Новая литература Кыргызстана

Кыргызстандын жаңы адабияты

Посвящается памяти Чынгыза Торекуловича Айтматова
Крупнейшая электронная библиотека произведений отечественных авторов
Представлены произведения, созданные за годы независимости

Главная / Публицистика / Документальная и биографическая литература / Документальная и биографическая литература, Биографии, мемуары; очерки, интервью о жизни и творчестве
© Александр Тузов
© Вечерний Бишкек

Александр Леонидович ТУЗОВ

Сэнсэй

Опубликовано в газете "Вечерний Бишкек" за 27 августа 2010 года

Своим учителем, наставником, даже “исповедником” его называют несколько поколений филологов нашей страны, а теперь ужe и многих стран. Рассказывают: как–то группа филфаковцев из Национального университета, ставших влиятельными силовиками, журналистами, бизнесменами, на какой–то своей сходке грозно рявкнула: “Нашему сэнсэю — ура!”. С одной стороны — Кыргызский национальный университет, где прошли его студенческие и аспирантские годы, где много лет он преподавал на кафедре теории и истории русской литературы факультета русской филологии, где еще дольше трудился проректором по науке и начальником управления научной политики. С другой стороны — большая литература с ее мощными культурными рычагами, творчество, общественная деятельность. Народный поэт Кыргызстана и лауреат Государственной премии, заслуженный деятель культуры, доктор филологических наук и профессор, признанный русский поэт и переводчик Вячеслав Шаповалов — сегодня на страницах “ВБ” в особом качестве. Принципиально потребовал: “Чтобы ни одной строки моих стихов на сей раз вами не цитировалось!”.

━━━━

## [Задания]
1/ Ответьте, пожалуйста, на вопросы по очерку о Вячеславе Шаповалове:
(a) В какой газете и за какое число опубликован очерк?
(b) На какой кафедре много лет преподавал Шаповалов?
(c) Чего Шаповалов принципиально потребовал от газеты?
2/ Продолжите очерк о Вячеславе Шаповалове после его последнего предложения.

## [Извлечённые данные]

━━━━

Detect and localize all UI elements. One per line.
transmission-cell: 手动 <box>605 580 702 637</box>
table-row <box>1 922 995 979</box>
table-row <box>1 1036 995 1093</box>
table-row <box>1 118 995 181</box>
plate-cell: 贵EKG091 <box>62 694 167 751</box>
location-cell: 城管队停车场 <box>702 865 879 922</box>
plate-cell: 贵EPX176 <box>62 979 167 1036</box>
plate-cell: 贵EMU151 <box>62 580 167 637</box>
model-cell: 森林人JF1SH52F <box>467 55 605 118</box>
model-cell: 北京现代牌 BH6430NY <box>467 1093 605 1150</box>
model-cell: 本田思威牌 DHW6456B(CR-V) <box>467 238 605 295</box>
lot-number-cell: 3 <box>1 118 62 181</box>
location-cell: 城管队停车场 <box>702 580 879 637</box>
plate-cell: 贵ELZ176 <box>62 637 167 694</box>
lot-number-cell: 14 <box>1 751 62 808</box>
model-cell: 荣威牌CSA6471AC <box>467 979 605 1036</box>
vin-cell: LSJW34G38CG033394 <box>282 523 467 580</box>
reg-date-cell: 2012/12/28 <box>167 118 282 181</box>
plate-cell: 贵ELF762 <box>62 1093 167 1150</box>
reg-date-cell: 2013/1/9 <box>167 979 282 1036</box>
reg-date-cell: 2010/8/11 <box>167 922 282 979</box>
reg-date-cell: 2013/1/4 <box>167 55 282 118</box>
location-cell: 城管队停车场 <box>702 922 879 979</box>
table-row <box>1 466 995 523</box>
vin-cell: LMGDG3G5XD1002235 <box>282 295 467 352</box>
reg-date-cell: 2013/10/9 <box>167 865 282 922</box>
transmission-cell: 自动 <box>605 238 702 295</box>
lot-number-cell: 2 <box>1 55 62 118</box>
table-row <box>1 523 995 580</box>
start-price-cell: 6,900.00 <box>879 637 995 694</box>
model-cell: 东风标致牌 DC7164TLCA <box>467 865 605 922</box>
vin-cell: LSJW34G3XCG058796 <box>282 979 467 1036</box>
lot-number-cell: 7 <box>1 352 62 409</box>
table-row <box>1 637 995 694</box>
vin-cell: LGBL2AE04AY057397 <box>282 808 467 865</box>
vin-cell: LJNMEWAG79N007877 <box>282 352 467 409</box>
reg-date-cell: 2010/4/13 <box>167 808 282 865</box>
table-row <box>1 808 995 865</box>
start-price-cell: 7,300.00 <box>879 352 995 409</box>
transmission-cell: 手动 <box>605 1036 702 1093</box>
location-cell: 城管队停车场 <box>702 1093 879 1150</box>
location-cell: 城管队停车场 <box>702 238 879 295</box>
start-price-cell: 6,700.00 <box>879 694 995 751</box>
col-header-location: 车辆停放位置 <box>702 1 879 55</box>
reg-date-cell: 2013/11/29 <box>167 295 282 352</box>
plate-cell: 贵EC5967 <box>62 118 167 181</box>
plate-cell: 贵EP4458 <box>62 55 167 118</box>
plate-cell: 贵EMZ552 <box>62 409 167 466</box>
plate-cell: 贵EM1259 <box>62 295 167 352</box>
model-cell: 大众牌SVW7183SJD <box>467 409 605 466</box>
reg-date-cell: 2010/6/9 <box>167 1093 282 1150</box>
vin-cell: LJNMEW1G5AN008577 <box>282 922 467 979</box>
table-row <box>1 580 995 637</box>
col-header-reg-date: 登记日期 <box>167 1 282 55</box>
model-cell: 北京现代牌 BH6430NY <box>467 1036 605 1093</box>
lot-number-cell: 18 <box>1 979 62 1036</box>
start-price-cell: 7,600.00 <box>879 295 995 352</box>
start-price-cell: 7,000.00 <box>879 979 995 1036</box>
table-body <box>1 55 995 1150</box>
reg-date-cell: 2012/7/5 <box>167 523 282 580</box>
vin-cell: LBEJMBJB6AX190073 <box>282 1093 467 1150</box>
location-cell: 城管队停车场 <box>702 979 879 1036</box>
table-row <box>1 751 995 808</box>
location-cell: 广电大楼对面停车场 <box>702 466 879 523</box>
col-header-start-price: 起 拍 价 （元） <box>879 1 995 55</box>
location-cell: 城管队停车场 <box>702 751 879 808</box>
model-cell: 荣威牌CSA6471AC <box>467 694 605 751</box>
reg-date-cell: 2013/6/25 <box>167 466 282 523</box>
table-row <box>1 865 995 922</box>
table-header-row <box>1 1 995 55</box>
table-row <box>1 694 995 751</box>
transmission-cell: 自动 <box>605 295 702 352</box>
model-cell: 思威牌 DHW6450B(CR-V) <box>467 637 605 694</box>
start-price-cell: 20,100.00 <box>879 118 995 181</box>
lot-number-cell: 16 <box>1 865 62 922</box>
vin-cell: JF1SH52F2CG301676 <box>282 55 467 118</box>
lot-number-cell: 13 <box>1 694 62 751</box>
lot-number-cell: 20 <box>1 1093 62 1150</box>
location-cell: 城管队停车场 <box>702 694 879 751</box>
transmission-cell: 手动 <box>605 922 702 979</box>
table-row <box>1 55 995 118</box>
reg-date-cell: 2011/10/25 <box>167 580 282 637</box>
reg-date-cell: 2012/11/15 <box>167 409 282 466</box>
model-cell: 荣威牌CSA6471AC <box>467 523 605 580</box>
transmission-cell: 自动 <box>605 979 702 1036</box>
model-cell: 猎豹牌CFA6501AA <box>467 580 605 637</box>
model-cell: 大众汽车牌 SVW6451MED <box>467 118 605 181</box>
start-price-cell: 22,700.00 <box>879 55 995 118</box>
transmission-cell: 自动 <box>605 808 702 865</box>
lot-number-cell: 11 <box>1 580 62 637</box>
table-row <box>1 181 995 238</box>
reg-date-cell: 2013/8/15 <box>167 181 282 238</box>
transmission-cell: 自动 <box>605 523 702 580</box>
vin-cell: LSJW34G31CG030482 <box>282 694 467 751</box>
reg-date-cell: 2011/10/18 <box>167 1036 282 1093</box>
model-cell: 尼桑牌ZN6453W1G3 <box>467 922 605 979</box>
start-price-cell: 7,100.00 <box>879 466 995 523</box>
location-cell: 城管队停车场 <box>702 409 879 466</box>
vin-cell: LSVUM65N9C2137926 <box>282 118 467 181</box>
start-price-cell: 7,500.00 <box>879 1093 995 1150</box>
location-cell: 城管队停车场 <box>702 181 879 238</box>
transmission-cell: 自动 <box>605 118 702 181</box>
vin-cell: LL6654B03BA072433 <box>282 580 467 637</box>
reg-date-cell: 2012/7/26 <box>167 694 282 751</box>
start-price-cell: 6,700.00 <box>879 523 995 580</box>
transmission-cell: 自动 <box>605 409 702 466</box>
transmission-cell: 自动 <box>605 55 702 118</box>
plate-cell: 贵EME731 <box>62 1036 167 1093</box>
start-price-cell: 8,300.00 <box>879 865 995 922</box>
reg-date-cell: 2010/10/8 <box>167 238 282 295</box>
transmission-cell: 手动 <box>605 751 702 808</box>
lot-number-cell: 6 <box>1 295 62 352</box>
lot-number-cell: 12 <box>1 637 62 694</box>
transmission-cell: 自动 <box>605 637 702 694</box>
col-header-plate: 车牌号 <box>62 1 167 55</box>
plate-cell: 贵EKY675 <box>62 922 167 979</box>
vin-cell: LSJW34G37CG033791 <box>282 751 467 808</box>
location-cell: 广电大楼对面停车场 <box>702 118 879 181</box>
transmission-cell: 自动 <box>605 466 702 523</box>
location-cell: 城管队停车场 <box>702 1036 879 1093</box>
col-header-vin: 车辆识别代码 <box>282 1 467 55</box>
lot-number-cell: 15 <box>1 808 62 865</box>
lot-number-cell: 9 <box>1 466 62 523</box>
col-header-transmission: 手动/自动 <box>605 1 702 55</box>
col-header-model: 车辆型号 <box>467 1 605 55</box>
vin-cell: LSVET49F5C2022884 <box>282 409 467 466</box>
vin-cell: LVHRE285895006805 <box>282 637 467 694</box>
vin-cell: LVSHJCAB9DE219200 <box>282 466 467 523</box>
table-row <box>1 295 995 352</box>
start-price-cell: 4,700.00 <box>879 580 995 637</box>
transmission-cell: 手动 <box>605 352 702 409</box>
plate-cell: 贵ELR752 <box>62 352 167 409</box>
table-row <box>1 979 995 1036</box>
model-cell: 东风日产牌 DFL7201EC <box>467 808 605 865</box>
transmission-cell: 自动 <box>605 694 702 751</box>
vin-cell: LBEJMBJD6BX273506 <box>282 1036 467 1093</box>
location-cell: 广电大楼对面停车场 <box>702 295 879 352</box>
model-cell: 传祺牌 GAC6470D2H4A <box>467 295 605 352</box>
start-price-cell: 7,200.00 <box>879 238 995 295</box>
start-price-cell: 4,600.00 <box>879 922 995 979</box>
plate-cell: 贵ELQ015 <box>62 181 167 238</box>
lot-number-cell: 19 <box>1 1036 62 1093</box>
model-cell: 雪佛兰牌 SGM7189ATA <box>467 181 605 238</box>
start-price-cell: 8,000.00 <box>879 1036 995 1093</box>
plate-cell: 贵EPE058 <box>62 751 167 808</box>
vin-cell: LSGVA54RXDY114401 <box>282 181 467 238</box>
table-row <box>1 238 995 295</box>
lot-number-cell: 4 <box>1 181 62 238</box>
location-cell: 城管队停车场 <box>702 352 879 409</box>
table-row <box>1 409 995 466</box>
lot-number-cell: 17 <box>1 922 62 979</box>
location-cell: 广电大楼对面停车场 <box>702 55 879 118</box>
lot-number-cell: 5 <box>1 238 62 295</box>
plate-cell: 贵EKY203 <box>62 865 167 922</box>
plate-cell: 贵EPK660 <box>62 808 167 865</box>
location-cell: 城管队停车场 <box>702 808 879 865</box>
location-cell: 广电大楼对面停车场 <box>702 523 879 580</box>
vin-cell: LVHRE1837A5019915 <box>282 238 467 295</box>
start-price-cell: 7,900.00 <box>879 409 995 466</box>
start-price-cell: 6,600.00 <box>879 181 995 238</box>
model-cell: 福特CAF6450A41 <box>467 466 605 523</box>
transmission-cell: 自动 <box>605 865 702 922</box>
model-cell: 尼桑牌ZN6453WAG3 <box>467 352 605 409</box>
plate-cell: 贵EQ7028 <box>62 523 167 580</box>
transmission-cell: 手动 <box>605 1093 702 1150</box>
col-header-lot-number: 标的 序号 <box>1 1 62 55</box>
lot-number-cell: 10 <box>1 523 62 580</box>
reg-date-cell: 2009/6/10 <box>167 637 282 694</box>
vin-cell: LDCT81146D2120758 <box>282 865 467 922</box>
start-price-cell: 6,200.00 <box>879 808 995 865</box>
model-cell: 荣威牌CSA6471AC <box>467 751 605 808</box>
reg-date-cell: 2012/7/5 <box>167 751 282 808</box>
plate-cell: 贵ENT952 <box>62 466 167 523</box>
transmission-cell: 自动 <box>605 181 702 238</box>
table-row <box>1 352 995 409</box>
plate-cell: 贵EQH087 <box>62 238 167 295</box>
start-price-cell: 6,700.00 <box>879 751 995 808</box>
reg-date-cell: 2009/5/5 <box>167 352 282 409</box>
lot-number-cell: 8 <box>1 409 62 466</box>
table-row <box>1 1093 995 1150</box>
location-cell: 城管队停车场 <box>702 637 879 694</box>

━━━━

## [Ответы]
1/
(a) В газете «Вечерний Бишкек» за 27 августа 2010 года.
(b) На кафедре теории и истории русской литературы факультета русской филологии.
(c) Чтобы на сей раз не цитировалось ни одной строки его стихов.

2/
    Вячеслав Шаповалов

 

Планета университетов

— Вы проработали всю жизнь в Национальном университете, из них лет 15 “начальником генштаба”, ни в какие растущие год от года бои местного значения принципиально не ввязывались. Для тысяч людей фамилия “Шаповалов” и аббревиатура “КНУ”, который имени Жусупа Баласагына, были тесно связаны. И вдруг — вас там нет. Сразу пошли слухи, что вы хлопнули дверью, причем сильно. Что же на самом деле произошло?

— Если это информационный повод для нашей встречи, то тут не о чем говорить. Ну не секрет, что Кыргызский нацуниверситет лихорадит с 2005 года, меняются ректоры, борются команды, летят головы — слишком большой пирог в смысле денег и власти... На каком–то этапе, когда пришел очередной “любимец семьи”, я почувствовал, что устал и больше не хочу ничего! Правда, ректор и его люди звали меня обратно, но... Тем более что с университетской наукой, в ее традиционном смысле, становится все проблематичнее, я теряю веру в будущее. А без веры работать, тем более вести за собой, — невозможно.

— О науке мы специально поговорим немного погодя. А теперь давайте как бы подведем университетские итоги. Вы пробыли проректором, да и вообще, руководили университетской наукой в общей сложности полтора десятилетия — срок нетипичный. И до этого на факультете никаким администрированием не занимались. Как стали проректором?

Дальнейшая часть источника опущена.